• **SHORT PROBLEM**
Using the data beneath, show every line that includes the word "have".
* * * *
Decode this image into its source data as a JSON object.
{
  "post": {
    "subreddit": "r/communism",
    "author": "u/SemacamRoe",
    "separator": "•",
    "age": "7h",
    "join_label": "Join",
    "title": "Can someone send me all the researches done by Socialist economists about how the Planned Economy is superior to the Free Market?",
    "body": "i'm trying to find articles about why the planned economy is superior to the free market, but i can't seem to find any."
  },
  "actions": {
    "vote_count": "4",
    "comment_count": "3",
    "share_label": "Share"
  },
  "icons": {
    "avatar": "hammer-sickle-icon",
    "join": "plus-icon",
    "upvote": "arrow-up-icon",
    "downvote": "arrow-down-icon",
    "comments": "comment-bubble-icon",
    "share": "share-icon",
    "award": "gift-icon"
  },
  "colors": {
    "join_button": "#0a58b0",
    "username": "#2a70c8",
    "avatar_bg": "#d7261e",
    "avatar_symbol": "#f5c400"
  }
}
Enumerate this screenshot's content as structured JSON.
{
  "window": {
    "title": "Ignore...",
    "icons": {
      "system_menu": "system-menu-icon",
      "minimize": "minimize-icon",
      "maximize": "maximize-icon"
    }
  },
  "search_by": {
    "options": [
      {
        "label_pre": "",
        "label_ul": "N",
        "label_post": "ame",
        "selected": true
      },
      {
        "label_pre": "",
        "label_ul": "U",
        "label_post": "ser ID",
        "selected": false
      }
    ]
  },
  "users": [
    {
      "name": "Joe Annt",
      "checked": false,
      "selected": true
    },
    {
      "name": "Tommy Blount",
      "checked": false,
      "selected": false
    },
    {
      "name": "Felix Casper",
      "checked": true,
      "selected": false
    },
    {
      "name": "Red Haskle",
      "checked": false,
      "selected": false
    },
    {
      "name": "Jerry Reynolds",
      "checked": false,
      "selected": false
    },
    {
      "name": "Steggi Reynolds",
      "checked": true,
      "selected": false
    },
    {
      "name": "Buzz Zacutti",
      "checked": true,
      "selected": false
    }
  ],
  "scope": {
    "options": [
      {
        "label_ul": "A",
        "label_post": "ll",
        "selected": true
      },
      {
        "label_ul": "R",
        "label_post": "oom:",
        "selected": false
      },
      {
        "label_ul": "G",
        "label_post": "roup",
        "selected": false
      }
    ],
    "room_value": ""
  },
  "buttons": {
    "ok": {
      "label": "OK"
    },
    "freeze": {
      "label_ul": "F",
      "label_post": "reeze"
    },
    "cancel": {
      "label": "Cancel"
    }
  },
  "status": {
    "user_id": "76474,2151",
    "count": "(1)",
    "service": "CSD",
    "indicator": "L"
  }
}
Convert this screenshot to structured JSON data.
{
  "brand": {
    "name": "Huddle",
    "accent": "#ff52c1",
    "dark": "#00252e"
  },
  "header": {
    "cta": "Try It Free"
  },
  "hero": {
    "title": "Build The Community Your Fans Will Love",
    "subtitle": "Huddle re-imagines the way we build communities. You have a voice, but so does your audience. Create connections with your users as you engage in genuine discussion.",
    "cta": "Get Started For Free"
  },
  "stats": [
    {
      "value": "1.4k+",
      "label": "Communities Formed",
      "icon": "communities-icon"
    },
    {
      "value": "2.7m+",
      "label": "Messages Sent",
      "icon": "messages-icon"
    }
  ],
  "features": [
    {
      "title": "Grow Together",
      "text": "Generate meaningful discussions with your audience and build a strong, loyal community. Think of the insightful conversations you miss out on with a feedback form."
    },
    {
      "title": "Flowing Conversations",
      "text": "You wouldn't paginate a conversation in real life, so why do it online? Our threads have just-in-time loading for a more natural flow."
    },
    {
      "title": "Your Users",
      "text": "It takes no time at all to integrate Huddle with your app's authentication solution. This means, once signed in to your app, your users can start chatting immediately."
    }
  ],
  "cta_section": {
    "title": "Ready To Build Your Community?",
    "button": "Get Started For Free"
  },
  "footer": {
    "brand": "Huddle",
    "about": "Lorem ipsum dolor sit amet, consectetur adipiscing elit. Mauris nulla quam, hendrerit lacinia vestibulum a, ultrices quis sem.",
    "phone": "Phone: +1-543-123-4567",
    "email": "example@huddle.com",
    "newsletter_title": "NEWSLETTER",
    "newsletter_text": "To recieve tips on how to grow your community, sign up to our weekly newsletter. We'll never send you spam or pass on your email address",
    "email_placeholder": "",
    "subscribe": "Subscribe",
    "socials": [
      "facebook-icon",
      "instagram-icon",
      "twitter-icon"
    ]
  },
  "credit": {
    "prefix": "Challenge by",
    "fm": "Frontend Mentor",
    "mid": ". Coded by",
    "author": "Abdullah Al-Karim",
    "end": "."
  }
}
* * * *
• **SOLUTION TO THIS PROBLEM**
    "subtitle": "Huddle re-imagines the way we build communities. You have a voice, but so does your audience. Create connections with your users as you engage in genuine discussion.",
      "text": "You wouldn't paginate a conversation in real life, so why do it online? Our threads have just-in-time loading for a more natural flow."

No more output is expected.